Pull out every line of the listing that contains the string "prefabricated", matching case exactly.
══ RECORDS
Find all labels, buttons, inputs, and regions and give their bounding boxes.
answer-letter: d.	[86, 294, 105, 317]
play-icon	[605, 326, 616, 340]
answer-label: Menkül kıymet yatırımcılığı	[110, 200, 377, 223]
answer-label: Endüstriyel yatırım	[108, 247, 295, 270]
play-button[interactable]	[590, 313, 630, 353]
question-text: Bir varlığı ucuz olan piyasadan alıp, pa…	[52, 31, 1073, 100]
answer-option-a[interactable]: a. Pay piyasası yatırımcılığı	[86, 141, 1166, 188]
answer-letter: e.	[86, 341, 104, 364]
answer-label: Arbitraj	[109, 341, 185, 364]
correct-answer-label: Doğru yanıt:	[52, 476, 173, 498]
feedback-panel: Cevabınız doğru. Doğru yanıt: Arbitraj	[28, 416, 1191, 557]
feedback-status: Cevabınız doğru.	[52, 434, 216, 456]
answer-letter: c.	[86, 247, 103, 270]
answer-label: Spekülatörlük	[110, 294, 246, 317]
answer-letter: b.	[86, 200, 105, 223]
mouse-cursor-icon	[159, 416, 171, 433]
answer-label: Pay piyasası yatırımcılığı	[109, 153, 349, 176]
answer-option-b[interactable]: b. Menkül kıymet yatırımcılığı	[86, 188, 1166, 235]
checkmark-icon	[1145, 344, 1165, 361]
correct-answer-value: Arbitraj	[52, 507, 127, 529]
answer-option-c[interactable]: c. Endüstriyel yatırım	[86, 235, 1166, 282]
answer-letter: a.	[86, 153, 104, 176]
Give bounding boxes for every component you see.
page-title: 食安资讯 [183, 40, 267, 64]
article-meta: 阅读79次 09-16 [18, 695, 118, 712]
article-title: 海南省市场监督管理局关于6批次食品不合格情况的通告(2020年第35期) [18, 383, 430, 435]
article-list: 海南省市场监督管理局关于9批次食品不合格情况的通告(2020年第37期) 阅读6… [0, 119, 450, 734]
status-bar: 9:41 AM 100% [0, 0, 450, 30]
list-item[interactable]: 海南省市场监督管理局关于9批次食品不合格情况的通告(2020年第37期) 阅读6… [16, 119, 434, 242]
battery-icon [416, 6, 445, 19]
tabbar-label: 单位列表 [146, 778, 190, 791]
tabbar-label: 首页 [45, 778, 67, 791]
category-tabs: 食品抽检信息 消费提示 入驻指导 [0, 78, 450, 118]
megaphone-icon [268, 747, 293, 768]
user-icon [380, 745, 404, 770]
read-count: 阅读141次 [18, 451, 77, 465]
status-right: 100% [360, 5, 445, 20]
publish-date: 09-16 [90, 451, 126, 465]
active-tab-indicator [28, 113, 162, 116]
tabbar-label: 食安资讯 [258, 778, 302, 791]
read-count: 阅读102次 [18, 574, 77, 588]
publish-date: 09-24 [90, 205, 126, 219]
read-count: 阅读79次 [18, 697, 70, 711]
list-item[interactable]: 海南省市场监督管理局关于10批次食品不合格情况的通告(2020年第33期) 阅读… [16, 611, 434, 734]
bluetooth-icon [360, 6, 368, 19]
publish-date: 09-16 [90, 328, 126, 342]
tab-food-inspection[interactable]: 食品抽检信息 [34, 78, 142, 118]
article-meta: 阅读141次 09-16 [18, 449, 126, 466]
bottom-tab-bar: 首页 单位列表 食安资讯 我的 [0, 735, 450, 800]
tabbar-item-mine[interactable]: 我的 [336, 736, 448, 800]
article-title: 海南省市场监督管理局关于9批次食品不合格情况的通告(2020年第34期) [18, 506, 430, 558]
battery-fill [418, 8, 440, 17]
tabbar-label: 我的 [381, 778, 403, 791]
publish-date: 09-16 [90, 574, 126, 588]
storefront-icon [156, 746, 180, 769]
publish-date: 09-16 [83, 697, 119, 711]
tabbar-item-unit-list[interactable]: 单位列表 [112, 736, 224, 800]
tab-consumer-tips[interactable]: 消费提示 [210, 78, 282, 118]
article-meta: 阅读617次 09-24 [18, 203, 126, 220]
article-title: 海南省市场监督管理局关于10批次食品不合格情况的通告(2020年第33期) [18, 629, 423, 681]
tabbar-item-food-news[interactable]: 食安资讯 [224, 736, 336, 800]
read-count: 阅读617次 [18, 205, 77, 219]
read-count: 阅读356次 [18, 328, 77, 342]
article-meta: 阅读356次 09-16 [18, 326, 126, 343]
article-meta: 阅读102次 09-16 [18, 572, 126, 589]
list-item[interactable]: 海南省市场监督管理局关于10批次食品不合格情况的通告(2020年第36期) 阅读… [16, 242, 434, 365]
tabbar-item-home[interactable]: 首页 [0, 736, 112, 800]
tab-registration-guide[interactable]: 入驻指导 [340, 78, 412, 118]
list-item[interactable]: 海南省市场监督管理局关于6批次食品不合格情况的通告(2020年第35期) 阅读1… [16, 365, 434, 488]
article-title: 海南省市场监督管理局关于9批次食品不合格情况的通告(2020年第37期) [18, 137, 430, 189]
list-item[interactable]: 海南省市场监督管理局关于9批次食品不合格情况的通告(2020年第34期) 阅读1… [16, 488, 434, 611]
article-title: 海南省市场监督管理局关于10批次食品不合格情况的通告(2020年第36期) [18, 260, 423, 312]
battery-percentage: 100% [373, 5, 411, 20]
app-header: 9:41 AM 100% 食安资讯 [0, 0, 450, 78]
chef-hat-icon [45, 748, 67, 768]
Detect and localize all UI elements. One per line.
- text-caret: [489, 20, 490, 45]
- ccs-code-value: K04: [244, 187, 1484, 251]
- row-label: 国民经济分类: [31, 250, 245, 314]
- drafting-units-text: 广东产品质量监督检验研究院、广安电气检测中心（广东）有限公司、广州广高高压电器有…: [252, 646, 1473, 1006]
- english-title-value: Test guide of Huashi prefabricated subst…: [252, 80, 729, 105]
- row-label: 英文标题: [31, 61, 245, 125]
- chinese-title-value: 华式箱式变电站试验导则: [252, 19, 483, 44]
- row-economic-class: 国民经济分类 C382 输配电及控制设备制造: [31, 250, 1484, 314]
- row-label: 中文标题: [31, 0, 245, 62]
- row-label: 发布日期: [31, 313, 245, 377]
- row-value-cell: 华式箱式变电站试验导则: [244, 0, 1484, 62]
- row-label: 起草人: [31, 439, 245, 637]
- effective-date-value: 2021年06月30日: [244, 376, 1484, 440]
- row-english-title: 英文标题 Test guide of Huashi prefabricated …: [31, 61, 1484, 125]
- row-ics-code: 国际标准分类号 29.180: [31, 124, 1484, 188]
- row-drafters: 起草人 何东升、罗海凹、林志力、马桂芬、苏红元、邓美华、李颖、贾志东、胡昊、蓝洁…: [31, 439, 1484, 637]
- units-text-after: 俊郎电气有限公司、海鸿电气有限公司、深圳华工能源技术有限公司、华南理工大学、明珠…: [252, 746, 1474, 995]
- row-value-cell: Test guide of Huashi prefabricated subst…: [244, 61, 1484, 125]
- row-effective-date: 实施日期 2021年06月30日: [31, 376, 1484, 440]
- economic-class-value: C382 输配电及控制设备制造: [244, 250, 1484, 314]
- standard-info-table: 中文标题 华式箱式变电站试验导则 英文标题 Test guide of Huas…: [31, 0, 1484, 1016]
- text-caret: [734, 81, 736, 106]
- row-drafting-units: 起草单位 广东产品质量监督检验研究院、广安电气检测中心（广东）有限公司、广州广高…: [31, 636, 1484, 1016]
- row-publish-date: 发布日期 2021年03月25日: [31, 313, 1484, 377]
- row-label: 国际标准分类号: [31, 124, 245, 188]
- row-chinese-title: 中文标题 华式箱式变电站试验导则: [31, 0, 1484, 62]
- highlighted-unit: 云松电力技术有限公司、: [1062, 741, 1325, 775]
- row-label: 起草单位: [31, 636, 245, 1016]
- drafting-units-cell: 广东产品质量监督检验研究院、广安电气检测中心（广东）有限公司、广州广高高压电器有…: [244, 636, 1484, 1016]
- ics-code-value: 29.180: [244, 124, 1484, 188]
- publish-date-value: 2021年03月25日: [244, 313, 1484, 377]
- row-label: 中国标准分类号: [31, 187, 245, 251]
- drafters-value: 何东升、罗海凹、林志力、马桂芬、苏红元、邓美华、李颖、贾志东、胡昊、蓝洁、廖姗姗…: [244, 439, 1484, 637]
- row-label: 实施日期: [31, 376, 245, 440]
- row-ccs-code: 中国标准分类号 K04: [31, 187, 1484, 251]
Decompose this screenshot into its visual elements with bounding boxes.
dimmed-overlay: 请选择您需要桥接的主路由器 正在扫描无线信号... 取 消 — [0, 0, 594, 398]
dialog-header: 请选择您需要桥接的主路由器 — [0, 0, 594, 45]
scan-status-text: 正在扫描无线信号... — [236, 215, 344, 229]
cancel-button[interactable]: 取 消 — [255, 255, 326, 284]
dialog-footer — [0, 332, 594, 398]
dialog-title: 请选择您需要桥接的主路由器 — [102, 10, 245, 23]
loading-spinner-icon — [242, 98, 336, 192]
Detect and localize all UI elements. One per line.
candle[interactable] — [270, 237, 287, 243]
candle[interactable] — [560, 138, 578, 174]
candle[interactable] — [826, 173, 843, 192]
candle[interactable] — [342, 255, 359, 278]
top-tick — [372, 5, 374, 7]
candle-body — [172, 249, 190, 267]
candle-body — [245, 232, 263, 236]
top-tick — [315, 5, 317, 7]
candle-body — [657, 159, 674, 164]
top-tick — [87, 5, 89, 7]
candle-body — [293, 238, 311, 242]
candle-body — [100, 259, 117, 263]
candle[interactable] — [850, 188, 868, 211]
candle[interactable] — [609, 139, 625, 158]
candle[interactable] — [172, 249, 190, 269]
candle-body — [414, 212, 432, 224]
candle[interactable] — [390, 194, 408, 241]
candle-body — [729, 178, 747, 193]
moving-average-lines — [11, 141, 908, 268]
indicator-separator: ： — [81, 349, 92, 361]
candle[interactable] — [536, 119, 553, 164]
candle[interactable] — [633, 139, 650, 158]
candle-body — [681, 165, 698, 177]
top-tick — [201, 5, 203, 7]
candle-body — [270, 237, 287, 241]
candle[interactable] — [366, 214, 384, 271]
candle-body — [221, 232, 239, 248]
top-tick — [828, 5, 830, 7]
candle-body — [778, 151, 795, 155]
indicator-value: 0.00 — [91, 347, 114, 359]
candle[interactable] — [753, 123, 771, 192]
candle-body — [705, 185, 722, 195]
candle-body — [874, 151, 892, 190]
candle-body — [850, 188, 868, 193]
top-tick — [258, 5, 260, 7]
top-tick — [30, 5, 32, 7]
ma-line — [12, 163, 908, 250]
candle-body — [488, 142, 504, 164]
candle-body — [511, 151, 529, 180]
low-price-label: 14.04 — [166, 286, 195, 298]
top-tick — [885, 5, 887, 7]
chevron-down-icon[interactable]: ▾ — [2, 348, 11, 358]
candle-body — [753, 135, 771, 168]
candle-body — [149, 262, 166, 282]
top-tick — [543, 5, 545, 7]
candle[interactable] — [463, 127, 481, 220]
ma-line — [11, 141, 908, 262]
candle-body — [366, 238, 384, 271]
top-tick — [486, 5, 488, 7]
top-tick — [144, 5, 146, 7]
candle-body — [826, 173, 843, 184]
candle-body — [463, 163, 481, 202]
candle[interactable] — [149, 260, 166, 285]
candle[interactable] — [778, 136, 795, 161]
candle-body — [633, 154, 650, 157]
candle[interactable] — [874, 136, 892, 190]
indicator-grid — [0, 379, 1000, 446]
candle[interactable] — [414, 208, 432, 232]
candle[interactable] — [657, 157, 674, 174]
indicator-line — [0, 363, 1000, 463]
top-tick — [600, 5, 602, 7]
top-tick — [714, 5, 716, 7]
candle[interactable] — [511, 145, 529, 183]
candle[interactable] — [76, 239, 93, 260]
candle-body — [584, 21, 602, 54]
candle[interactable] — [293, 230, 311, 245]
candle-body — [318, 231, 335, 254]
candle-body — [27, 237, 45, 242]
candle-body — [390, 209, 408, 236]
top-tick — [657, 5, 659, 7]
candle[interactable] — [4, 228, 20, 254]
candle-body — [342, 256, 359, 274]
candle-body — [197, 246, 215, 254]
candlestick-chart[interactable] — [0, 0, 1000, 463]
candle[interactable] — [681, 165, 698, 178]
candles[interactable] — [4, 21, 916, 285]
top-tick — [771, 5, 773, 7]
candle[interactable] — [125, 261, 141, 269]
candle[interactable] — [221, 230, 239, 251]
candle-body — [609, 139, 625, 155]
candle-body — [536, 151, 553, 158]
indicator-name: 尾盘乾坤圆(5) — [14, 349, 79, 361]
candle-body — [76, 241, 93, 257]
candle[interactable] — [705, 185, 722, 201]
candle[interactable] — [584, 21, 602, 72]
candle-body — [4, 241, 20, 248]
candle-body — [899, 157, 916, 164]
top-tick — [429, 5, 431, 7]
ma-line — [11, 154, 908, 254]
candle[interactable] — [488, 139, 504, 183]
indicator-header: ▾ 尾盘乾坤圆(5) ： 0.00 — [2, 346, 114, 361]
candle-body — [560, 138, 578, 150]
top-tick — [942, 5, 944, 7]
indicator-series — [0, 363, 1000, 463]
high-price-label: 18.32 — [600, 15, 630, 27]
════
=== RESPONSE BELOW ===
- english-title-value: Test guide of Huashi prefabricated subst…: [252, 80, 729, 105]
- row-english-title: 英文标题 Test guide of Huashi prefabricated …: [31, 61, 1484, 125]
- row-value-cell: Test guide of Huashi prefabricated subst…: [244, 61, 1484, 125]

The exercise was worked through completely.